=== Information shown ===
* start *

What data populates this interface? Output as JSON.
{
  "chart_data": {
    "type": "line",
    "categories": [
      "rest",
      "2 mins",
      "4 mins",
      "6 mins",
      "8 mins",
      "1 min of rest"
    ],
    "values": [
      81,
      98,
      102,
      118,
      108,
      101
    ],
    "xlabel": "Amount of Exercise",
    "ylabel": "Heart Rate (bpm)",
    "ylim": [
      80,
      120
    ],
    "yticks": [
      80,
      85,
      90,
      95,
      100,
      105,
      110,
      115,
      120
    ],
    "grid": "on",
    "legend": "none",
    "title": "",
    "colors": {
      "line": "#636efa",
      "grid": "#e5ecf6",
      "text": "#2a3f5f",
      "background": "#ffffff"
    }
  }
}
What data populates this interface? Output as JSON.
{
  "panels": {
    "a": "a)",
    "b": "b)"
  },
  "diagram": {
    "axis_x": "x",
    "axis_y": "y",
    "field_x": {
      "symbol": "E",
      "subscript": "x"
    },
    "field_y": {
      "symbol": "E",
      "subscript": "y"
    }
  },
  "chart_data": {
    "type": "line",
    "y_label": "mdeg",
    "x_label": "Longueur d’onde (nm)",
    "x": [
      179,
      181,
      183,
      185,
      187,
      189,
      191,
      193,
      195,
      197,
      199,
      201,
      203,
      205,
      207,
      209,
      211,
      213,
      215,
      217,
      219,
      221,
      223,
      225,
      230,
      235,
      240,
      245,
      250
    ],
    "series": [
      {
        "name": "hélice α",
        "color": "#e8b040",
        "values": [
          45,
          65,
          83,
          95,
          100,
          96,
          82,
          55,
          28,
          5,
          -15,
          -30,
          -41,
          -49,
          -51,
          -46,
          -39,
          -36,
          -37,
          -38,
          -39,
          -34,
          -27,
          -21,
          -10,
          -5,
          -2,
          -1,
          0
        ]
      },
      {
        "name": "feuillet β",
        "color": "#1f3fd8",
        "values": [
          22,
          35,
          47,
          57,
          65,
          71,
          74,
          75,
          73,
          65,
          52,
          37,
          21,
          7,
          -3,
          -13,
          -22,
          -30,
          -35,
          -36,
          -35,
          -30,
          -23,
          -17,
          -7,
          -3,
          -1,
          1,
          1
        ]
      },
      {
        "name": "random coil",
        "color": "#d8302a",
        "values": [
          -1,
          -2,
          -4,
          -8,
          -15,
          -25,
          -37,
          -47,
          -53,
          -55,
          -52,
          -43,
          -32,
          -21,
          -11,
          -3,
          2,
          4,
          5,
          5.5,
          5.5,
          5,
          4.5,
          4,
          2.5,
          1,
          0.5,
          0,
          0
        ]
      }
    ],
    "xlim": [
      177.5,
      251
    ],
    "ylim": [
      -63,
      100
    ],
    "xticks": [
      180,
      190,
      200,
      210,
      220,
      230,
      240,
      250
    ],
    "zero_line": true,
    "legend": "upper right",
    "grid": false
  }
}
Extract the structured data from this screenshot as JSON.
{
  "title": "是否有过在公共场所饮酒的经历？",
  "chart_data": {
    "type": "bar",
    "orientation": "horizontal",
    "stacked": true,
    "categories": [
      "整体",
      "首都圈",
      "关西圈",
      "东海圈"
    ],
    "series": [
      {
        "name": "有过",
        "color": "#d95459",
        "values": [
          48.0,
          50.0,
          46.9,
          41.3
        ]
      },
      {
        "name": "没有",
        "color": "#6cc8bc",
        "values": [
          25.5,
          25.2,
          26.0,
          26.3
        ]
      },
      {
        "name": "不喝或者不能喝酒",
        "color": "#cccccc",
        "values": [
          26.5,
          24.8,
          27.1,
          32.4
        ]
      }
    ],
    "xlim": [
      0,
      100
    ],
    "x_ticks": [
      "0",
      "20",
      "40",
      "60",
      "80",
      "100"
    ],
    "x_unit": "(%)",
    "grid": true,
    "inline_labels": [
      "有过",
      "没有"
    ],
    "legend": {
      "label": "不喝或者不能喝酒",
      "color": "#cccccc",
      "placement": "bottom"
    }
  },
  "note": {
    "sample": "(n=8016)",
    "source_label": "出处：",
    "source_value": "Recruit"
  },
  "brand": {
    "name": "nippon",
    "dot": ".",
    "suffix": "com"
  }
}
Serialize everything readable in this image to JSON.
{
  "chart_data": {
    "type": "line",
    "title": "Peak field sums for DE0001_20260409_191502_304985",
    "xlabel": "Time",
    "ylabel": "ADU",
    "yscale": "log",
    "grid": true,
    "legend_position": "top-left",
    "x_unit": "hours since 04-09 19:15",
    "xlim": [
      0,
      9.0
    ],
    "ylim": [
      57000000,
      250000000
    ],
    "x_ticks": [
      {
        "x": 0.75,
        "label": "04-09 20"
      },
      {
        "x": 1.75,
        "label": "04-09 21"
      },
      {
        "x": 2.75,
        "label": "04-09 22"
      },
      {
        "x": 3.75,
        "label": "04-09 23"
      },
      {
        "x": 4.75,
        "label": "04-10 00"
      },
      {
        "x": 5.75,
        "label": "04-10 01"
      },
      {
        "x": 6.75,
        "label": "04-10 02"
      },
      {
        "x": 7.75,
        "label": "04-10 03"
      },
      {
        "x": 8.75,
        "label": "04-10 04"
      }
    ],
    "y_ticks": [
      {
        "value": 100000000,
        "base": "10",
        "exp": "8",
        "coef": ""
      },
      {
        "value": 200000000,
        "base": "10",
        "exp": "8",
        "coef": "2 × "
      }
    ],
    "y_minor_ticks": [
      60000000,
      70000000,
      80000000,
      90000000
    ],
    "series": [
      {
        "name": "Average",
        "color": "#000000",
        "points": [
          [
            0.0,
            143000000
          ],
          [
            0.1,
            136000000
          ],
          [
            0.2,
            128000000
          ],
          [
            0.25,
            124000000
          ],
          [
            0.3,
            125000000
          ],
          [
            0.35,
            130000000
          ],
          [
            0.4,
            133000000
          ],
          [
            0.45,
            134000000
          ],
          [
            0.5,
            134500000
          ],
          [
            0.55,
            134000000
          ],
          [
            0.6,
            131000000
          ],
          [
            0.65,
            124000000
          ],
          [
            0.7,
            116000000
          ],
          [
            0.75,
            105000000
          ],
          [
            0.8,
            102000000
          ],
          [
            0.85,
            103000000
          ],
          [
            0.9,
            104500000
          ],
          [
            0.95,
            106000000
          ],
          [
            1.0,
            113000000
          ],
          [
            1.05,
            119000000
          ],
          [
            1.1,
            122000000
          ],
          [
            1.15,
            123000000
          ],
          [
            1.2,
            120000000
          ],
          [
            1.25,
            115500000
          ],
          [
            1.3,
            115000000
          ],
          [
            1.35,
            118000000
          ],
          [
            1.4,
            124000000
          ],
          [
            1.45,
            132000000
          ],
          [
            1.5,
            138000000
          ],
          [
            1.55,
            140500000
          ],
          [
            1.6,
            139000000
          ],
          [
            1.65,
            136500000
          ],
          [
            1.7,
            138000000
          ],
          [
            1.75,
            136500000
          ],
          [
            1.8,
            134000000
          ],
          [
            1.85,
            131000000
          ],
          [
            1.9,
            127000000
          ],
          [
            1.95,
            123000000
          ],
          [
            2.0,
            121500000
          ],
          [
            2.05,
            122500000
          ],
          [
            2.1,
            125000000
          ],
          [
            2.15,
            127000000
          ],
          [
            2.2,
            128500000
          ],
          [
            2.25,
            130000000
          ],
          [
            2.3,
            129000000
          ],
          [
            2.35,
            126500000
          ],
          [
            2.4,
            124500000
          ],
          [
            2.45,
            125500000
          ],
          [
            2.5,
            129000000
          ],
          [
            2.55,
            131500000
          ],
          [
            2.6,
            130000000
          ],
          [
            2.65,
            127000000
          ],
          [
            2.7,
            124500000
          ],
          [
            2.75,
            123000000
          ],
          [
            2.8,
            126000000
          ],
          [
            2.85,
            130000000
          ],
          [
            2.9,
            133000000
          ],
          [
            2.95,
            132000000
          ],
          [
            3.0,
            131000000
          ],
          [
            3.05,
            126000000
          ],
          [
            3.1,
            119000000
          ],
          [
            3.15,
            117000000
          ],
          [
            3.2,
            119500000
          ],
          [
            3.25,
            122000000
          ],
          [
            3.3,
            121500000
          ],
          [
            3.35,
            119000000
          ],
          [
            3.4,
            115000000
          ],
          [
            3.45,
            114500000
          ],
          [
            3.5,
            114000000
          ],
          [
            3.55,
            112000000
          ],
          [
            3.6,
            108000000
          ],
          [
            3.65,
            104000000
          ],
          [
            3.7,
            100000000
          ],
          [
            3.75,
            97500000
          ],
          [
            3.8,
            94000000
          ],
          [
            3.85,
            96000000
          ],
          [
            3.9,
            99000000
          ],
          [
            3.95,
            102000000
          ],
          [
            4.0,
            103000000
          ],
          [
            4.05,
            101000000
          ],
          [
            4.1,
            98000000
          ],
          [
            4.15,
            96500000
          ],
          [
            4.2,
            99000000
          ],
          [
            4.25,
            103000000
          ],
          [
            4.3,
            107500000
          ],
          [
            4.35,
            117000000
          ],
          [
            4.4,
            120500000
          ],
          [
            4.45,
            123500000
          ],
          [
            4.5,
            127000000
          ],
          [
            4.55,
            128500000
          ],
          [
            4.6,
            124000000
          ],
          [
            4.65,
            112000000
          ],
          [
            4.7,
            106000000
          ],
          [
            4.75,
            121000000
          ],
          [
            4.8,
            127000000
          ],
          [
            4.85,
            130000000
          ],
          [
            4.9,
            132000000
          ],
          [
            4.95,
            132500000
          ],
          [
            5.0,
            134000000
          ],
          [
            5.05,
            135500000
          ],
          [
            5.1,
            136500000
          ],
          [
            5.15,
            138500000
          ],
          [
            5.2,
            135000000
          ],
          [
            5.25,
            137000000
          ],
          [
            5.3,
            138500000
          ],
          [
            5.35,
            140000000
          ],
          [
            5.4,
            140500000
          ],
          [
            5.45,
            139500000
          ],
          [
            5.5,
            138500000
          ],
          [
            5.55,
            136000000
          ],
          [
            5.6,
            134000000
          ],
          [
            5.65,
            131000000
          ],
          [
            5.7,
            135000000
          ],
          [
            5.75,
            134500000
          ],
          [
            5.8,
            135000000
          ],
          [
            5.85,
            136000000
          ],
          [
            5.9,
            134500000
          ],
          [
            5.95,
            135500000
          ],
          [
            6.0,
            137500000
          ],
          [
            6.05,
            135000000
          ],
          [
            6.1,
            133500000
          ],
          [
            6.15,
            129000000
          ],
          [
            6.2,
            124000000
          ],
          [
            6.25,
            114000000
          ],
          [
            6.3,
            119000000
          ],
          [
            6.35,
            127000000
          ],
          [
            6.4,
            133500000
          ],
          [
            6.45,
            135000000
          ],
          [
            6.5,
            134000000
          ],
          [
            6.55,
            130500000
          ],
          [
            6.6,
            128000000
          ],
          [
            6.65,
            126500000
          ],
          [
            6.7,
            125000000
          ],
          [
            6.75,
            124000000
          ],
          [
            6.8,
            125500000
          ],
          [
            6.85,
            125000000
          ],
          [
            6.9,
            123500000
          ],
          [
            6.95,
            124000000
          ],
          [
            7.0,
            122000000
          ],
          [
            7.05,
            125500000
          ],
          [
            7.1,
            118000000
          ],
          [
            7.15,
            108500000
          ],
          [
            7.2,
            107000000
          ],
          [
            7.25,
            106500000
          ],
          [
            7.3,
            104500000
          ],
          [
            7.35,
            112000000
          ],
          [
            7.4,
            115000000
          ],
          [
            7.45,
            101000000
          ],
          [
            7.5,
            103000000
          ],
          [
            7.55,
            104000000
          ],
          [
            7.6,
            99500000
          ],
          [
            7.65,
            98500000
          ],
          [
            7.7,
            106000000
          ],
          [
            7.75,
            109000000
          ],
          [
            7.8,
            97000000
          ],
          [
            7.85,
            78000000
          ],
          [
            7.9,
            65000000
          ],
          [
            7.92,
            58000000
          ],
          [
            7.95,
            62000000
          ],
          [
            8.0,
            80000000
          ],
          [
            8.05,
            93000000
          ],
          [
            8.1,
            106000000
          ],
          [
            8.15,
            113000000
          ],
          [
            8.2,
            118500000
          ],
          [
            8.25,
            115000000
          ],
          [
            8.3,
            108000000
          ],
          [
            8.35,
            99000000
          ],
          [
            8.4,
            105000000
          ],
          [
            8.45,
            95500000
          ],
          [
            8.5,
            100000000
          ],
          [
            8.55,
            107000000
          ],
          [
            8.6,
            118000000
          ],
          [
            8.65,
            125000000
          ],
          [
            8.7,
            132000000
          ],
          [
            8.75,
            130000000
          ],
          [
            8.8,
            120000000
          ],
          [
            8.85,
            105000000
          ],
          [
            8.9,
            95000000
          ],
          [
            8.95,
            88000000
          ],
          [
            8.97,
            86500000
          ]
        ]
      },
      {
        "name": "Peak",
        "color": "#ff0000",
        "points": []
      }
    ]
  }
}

* end *

=== Instructions to follow ===
Go through the listing above and locate each line that holds the word "Peak". Copy those lines.

=== Solution to this exercise ===
    "title": "Peak field sums for DE0001_20260409_191502_304985",
        "name": "Peak",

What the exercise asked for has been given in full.